Dataset records
• • • • •

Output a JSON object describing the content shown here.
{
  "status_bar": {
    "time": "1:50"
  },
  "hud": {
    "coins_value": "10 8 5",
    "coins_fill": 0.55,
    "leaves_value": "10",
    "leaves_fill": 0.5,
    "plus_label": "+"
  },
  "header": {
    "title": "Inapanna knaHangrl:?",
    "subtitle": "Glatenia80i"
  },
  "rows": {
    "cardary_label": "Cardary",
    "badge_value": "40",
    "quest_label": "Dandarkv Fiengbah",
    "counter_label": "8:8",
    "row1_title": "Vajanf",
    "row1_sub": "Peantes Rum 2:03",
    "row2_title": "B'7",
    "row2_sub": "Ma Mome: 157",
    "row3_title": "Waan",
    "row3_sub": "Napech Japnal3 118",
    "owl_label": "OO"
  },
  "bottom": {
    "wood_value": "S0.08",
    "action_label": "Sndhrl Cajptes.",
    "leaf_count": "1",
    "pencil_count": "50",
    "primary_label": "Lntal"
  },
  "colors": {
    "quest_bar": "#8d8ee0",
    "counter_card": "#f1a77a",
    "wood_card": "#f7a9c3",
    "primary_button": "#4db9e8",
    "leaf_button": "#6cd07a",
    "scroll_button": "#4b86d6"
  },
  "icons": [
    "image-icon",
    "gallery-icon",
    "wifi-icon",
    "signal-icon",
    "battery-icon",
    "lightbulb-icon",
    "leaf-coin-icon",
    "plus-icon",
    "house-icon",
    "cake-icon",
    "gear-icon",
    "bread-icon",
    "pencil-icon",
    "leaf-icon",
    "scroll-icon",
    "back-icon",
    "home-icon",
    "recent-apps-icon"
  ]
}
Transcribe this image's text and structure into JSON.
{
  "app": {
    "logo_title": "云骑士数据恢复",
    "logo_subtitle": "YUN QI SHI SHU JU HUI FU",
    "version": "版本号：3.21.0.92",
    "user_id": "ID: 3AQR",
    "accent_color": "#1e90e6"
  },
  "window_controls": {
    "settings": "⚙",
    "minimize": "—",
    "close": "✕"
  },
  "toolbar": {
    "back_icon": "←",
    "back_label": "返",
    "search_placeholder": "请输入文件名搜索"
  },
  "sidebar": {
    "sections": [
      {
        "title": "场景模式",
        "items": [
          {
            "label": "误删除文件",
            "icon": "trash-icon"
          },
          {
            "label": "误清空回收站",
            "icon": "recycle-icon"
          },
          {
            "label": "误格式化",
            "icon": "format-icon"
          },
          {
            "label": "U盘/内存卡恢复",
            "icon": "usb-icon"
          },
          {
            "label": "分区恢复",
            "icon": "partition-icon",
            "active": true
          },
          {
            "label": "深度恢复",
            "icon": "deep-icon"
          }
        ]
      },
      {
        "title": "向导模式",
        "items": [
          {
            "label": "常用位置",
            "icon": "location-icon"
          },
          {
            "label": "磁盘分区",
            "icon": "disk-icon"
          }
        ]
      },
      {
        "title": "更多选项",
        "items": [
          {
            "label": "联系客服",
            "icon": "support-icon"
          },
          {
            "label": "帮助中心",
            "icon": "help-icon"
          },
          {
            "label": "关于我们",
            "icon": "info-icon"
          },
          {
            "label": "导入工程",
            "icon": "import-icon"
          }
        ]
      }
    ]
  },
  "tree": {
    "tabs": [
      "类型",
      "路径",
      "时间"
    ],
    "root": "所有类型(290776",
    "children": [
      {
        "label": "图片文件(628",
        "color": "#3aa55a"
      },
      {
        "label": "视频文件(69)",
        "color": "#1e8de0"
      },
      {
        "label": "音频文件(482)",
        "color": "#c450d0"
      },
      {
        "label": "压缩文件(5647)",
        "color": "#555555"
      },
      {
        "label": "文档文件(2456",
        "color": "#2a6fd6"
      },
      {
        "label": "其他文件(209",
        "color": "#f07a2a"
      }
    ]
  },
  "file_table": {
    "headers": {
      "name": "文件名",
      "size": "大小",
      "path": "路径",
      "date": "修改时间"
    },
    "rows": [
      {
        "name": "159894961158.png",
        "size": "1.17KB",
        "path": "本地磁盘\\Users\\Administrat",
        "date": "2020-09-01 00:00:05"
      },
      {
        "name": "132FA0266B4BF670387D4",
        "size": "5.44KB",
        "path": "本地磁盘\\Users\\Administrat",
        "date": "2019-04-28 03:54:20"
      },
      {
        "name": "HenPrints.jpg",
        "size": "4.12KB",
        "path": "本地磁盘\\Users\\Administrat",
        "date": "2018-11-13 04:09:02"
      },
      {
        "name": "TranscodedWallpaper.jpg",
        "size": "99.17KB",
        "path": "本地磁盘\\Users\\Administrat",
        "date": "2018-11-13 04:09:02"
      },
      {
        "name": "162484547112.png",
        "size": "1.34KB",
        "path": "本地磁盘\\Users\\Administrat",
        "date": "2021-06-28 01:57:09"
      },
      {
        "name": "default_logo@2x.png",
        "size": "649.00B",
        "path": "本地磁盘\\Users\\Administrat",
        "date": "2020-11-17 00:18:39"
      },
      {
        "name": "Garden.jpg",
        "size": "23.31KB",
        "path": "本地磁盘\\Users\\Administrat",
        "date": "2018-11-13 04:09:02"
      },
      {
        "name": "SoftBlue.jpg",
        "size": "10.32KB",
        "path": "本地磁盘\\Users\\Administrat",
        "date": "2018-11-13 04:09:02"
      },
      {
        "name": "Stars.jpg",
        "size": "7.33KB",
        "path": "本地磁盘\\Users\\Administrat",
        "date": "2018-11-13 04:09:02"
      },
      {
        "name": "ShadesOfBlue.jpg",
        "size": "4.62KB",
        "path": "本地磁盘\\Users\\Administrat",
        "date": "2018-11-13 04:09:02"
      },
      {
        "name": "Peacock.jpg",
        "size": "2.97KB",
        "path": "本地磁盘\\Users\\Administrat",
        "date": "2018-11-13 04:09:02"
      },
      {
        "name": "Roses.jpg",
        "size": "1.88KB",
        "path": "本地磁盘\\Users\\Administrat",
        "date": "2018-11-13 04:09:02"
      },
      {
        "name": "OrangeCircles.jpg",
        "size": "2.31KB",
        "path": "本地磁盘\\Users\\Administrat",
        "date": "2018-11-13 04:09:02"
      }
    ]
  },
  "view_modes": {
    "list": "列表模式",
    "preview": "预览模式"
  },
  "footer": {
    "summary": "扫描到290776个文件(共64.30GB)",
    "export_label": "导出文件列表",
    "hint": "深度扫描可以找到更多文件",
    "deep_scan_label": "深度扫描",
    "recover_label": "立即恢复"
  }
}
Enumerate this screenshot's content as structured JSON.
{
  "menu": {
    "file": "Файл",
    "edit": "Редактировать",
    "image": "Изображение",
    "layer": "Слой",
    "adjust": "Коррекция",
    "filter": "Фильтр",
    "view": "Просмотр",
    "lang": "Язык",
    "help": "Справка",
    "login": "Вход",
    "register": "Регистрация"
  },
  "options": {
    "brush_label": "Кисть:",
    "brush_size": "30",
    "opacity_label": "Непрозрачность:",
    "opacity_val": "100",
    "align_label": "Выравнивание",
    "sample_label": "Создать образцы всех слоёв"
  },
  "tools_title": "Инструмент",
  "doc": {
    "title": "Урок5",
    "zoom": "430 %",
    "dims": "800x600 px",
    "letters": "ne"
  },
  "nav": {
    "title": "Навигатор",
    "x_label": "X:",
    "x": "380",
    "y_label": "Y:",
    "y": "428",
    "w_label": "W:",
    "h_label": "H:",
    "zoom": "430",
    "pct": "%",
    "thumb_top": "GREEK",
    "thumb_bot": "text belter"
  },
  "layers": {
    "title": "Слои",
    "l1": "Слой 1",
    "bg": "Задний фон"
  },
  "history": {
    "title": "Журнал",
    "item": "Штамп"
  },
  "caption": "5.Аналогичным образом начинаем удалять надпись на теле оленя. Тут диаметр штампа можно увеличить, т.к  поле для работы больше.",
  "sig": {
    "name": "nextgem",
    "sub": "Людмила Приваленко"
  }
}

• • • • •

### EXERCISE OBJECTIVE
Give solely the number of lines in the data that contain the string "image".

### FINAL RESULT
3